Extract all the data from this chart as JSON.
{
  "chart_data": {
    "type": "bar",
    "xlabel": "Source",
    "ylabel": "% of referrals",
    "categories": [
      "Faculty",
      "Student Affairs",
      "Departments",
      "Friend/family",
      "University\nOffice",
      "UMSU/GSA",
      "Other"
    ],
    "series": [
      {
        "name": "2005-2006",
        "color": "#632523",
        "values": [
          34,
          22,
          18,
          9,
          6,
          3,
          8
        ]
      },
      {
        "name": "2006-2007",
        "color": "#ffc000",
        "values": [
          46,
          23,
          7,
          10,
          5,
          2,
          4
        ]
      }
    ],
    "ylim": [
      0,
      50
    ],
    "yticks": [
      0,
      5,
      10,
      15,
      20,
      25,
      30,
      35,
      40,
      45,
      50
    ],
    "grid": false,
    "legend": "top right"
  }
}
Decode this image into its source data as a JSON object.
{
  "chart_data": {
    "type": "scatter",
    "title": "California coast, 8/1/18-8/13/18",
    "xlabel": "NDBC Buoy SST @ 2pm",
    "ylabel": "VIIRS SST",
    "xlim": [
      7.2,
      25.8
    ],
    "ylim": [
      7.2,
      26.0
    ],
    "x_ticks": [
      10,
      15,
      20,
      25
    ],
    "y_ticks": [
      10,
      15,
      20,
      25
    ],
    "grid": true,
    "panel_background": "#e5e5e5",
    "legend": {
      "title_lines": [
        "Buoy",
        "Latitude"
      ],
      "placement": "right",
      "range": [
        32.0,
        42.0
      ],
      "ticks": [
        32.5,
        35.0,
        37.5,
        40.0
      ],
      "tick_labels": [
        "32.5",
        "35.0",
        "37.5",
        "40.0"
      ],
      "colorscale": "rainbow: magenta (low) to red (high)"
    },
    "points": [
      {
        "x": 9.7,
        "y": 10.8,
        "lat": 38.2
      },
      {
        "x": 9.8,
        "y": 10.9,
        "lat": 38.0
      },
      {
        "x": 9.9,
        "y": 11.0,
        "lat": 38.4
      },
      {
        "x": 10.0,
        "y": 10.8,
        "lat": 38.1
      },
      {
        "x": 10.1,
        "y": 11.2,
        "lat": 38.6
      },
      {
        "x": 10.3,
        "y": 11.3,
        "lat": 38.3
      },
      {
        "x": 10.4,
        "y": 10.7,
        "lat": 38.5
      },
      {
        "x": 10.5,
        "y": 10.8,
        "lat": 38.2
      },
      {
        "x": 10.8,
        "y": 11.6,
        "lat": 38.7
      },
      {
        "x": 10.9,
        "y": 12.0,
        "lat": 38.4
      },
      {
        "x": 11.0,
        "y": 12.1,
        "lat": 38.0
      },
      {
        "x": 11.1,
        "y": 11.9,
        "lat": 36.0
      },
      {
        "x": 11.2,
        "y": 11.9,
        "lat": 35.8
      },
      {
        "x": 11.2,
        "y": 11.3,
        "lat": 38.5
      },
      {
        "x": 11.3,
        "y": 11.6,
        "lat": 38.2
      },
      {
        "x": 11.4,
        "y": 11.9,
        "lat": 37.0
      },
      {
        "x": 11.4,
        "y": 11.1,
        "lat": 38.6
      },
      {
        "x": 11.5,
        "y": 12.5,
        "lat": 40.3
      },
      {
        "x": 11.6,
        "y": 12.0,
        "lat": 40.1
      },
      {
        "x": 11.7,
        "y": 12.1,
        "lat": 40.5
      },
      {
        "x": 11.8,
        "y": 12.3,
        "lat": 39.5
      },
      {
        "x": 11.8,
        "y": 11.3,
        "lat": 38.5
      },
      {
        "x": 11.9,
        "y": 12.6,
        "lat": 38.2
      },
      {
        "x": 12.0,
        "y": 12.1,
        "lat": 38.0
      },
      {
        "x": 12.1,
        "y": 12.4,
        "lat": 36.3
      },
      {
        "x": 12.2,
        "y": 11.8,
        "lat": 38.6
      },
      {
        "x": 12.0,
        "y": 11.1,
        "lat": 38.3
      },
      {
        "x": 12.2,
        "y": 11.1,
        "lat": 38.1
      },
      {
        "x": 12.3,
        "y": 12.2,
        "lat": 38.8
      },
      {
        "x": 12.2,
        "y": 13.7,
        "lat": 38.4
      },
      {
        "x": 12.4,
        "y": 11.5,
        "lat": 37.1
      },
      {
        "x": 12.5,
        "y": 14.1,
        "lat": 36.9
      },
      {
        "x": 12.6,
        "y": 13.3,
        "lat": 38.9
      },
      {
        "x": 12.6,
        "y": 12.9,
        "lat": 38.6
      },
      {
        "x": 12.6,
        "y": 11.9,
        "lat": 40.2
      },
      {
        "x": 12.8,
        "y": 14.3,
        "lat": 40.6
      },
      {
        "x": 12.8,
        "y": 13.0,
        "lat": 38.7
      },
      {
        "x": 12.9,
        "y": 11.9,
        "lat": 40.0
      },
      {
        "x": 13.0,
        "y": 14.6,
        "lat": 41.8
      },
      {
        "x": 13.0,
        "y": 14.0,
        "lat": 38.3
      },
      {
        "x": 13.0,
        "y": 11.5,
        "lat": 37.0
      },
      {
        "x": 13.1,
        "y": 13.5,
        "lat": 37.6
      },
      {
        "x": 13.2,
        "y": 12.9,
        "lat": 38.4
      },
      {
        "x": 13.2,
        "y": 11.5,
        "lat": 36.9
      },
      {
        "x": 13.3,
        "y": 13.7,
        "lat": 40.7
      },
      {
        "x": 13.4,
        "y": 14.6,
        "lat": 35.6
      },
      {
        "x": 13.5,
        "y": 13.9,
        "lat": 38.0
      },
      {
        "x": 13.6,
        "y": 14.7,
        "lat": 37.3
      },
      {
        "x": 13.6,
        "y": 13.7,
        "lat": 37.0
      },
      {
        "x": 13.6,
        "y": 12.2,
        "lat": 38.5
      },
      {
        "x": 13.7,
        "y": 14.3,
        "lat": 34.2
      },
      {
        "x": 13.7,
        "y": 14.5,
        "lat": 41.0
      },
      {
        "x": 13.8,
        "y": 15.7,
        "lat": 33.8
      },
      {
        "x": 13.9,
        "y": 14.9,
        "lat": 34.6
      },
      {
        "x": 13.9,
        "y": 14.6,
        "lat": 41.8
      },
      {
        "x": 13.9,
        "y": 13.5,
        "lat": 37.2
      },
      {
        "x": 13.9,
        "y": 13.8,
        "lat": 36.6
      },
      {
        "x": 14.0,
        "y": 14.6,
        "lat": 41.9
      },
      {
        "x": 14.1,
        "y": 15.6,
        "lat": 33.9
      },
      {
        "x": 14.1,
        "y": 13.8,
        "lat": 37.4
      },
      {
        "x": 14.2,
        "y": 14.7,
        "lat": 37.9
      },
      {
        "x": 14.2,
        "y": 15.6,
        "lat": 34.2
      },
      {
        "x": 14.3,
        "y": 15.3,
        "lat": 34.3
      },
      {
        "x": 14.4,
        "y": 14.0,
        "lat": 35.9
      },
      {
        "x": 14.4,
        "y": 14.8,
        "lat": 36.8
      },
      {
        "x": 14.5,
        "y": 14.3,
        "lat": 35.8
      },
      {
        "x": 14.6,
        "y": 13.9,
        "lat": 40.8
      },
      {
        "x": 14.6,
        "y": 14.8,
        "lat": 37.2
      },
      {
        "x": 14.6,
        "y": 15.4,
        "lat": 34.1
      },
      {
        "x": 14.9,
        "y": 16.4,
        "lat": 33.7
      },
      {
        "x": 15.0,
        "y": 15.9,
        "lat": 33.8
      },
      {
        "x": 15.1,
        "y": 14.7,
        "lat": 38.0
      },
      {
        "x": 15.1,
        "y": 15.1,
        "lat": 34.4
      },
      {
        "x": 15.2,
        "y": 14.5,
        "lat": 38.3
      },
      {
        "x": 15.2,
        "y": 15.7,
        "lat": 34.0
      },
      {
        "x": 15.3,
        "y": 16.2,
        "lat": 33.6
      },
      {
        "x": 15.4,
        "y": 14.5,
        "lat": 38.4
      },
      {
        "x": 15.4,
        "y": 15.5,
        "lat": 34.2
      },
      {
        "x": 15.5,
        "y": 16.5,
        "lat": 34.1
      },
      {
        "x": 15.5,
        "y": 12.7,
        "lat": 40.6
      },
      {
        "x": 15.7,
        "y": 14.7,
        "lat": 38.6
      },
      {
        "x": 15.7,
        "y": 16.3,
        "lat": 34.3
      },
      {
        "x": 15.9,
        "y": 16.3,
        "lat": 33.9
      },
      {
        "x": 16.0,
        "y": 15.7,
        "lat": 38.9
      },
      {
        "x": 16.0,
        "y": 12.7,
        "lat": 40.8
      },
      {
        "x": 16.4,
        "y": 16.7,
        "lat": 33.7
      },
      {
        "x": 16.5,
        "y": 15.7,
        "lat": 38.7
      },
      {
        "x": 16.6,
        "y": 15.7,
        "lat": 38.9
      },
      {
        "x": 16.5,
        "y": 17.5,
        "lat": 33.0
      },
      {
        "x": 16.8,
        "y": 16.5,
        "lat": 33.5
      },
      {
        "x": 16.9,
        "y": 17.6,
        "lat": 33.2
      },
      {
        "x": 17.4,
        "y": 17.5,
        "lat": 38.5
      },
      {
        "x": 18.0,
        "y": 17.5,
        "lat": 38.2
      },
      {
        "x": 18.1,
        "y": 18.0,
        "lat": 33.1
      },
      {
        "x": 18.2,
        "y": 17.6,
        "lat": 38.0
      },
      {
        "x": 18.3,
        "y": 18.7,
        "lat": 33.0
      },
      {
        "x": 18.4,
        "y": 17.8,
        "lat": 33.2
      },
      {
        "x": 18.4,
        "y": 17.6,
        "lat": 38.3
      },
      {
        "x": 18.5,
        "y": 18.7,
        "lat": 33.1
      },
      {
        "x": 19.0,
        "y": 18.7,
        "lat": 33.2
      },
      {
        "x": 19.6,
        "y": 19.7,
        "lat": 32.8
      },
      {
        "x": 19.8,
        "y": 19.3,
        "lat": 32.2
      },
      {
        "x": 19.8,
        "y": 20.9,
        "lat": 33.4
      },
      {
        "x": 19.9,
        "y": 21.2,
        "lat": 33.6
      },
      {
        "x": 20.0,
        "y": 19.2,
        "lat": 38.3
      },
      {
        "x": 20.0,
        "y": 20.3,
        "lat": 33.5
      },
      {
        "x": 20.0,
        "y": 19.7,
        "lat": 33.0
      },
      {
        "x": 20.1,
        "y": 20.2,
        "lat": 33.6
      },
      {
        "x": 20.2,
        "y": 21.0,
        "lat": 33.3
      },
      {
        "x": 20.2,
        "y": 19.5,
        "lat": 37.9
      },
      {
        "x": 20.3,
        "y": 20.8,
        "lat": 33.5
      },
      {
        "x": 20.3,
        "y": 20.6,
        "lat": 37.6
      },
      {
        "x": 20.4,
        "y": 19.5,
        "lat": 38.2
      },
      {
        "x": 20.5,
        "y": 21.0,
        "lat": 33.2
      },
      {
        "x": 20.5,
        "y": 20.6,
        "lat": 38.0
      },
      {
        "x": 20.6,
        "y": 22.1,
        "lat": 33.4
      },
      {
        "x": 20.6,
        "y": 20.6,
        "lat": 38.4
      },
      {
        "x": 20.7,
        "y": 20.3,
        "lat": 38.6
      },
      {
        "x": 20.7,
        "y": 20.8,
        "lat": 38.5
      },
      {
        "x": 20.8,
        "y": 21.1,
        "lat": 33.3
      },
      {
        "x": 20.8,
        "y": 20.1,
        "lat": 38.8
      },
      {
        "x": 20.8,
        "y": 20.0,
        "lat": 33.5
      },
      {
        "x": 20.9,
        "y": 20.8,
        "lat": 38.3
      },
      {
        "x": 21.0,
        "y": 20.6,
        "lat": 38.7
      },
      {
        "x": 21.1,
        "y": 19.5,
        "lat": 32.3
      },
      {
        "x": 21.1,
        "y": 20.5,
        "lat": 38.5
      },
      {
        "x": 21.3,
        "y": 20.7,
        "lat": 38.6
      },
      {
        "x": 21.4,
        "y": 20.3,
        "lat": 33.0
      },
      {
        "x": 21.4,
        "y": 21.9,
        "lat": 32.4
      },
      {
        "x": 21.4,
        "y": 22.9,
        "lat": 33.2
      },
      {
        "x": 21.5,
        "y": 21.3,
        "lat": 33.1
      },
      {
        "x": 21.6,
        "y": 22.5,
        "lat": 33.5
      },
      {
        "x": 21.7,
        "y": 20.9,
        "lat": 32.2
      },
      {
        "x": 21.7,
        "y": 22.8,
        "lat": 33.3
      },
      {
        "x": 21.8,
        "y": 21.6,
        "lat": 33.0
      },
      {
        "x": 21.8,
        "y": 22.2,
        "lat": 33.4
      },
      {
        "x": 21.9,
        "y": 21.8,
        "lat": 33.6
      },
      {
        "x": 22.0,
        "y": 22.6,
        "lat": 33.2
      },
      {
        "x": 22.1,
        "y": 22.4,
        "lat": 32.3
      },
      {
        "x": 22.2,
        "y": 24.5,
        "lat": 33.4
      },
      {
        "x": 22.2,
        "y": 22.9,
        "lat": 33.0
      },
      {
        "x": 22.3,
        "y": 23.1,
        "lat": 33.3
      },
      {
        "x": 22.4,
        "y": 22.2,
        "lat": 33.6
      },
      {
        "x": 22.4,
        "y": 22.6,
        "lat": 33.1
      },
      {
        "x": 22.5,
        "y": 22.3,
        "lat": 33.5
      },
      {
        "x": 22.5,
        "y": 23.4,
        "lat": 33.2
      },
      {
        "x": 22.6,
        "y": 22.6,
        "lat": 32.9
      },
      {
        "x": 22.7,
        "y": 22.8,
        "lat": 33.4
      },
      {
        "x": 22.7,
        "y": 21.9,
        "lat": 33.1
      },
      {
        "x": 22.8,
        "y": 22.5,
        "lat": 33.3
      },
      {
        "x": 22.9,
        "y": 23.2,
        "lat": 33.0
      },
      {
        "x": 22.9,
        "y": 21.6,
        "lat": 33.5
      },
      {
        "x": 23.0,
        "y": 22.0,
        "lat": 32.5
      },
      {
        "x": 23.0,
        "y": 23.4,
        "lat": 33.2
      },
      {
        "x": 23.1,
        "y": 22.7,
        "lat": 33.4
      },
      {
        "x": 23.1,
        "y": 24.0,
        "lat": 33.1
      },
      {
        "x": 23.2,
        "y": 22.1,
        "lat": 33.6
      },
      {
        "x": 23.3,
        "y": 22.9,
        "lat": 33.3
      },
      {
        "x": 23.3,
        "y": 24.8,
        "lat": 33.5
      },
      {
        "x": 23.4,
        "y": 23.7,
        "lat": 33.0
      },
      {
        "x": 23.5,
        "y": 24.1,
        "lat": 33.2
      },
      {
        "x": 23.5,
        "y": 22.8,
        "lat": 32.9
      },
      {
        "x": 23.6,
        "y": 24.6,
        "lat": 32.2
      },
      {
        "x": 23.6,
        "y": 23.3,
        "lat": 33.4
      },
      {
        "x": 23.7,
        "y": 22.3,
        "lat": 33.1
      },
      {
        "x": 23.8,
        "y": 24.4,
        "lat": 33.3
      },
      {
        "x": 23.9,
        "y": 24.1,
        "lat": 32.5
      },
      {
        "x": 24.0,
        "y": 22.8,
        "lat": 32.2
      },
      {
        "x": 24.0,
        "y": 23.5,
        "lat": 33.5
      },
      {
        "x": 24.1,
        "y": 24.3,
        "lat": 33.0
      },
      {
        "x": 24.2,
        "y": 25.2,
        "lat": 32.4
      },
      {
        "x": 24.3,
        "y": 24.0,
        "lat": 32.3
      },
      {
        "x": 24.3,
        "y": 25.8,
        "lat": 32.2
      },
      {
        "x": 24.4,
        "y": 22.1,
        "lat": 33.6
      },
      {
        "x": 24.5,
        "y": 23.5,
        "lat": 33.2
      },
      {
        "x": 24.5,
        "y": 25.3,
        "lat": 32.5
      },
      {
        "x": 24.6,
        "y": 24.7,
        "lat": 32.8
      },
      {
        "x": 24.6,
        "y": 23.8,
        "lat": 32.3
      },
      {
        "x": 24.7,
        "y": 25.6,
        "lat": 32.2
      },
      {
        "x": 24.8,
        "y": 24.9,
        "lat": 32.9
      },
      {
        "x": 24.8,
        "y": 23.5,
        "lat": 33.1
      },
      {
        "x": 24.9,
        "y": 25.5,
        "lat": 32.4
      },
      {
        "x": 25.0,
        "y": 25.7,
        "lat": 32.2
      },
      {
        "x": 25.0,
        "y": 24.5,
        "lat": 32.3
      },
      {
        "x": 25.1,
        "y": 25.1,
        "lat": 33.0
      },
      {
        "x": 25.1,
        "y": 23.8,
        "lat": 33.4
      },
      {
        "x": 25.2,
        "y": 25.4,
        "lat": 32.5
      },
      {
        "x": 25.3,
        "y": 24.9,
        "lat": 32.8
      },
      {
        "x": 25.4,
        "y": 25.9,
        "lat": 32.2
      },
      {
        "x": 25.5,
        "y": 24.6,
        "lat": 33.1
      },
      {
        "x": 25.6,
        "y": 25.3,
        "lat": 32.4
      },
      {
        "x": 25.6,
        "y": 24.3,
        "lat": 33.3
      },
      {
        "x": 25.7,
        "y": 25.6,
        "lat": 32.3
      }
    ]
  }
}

※

▶ _BRIEF_:
Copy every line in the entries above that has the string "xlabel" in it.

▶ _RESPONSE FOR THIS EXERCISE_:
    "xlabel": "Source",
    "xlabel": "NDBC Buoy SST @ 2pm",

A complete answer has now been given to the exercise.